Recorded data:

==================================================

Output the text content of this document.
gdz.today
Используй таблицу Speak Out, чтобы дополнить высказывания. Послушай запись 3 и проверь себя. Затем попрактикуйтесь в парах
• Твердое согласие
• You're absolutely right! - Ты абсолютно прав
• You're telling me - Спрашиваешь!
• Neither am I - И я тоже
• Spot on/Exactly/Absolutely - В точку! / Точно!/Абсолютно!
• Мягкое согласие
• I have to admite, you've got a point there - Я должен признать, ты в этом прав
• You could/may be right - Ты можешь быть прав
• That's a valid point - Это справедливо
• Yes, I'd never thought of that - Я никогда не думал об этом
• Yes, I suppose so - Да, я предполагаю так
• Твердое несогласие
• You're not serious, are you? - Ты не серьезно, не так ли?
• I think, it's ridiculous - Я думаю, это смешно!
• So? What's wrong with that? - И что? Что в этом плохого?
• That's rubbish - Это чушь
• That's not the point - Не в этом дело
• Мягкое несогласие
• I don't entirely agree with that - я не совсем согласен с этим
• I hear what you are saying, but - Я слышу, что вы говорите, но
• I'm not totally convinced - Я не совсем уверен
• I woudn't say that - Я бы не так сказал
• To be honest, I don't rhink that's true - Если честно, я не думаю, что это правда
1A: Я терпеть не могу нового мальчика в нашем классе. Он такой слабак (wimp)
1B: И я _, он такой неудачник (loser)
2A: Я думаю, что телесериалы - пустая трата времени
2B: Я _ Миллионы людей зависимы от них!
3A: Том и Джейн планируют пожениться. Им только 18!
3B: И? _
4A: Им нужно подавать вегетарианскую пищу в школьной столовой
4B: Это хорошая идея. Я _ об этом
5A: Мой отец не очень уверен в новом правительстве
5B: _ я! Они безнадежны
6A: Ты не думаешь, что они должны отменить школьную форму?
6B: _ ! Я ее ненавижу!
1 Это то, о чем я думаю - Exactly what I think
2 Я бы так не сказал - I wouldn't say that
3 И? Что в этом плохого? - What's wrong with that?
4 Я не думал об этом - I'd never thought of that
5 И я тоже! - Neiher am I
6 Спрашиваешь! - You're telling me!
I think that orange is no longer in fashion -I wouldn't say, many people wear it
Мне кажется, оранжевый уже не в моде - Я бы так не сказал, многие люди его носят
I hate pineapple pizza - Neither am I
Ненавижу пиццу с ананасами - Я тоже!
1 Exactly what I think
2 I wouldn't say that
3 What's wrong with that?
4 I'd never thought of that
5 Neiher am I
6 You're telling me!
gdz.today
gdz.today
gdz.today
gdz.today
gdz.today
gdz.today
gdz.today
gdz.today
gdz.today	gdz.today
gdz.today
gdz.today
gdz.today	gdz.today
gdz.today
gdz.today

==================================================

## Aim of the task
Reply with only the number of lines in the entries that contain the word "right".

## Result of this exercise
2